**Exercise objective**
Are you able to quote each entry exactly as written?
^^^^
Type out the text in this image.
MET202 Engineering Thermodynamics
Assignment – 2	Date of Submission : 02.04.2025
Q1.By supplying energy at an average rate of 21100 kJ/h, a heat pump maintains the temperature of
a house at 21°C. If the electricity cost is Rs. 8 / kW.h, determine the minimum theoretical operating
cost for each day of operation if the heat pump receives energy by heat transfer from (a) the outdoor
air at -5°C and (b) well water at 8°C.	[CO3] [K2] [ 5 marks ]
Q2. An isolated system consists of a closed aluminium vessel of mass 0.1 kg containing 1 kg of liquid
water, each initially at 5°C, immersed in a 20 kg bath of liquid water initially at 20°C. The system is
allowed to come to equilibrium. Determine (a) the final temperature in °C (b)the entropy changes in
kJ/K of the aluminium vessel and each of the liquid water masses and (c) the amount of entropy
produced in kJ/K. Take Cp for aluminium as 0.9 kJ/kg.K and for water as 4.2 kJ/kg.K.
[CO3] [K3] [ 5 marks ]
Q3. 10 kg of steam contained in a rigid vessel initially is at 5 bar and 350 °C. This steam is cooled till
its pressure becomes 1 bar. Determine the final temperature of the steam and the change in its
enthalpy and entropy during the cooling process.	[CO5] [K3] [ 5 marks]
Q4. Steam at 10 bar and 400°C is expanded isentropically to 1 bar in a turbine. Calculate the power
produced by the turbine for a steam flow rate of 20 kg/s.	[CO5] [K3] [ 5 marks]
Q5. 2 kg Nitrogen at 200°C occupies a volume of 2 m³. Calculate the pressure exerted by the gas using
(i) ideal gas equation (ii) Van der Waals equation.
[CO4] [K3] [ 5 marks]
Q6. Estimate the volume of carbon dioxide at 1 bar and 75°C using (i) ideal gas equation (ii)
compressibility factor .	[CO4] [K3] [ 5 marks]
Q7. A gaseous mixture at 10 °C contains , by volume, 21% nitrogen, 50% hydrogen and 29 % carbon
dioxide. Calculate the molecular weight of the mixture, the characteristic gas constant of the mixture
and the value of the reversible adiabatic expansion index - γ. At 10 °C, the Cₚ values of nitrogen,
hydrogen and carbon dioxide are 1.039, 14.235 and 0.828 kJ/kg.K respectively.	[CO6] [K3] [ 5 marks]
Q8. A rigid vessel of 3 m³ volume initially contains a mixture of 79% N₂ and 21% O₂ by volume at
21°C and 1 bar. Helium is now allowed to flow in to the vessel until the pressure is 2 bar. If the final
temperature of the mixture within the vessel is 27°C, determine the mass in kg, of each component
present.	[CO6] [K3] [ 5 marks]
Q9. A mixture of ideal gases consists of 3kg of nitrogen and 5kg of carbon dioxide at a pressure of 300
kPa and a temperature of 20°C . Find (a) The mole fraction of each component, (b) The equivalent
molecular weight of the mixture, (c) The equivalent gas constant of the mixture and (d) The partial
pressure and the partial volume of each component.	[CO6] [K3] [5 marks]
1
^^^^
**Correct response**
Type out the text in this image.
MET202 Engineering Thermodynamics
Assignment – 2	Date of Submission : 02.04.2025
Q1.By supplying energy at an average rate of 21100 kJ/h, a heat pump maintains the temperature of
a house at 21°C. If the electricity cost is Rs. 8 / kW.h, determine the minimum theoretical operating
cost for each day of operation if the heat pump receives energy by heat transfer from (a) the outdoor
air at -5°C and (b) well water at 8°C.	[CO3] [K2] [ 5 marks ]
Q2. An isolated system consists of a closed aluminium vessel of mass 0.1 kg containing 1 kg of liquid
water, each initially at 5°C, immersed in a 20 kg bath of liquid water initially at 20°C. The system is
allowed to come to equilibrium. Determine (a) the final temperature in °C (b)the entropy changes in
kJ/K of the aluminium vessel and each of the liquid water masses and (c) the amount of entropy
produced in kJ/K. Take Cp for aluminium as 0.9 kJ/kg.K and for water as 4.2 kJ/kg.K.
[CO3] [K3] [ 5 marks ]
Q3. 10 kg of steam contained in a rigid vessel initially is at 5 bar and 350 °C. This steam is cooled till
its pressure becomes 1 bar. Determine the final temperature of the steam and the change in its
enthalpy and entropy during the cooling process.	[CO5] [K3] [ 5 marks]
Q4. Steam at 10 bar and 400°C is expanded isentropically to 1 bar in a turbine. Calculate the power
produced by the turbine for a steam flow rate of 20 kg/s.	[CO5] [K3] [ 5 marks]
Q5. 2 kg Nitrogen at 200°C occupies a volume of 2 m³. Calculate the pressure exerted by the gas using
(i) ideal gas equation (ii) Van der Waals equation.
[CO4] [K3] [ 5 marks]
Q6. Estimate the volume of carbon dioxide at 1 bar and 75°C using (i) ideal gas equation (ii)
compressibility factor .	[CO4] [K3] [ 5 marks]
Q7. A gaseous mixture at 10 °C contains , by volume, 21% nitrogen, 50% hydrogen and 29 % carbon
dioxide. Calculate the molecular weight of the mixture, the characteristic gas constant of the mixture
and the value of the reversible adiabatic expansion index - γ. At 10 °C, the Cₚ values of nitrogen,
hydrogen and carbon dioxide are 1.039, 14.235 and 0.828 kJ/kg.K respectively.	[CO6] [K3] [ 5 marks]
Q8. A rigid vessel of 3 m³ volume initially contains a mixture of 79% N₂ and 21% O₂ by volume at
21°C and 1 bar. Helium is now allowed to flow in to the vessel until the pressure is 2 bar. If the final
temperature of the mixture within the vessel is 27°C, determine the mass in kg, of each component
present.	[CO6] [K3] [ 5 marks]
Q9. A mixture of ideal gases consists of 3kg of nitrogen and 5kg of carbon dioxide at a pressure of 300
kPa and a temperature of 20°C . Find (a) The mole fraction of each component, (b) The equivalent
molecular weight of the mixture, (c) The equivalent gas constant of the mixture and (d) The partial
pressure and the partial volume of each component.	[CO6] [K3] [5 marks]
1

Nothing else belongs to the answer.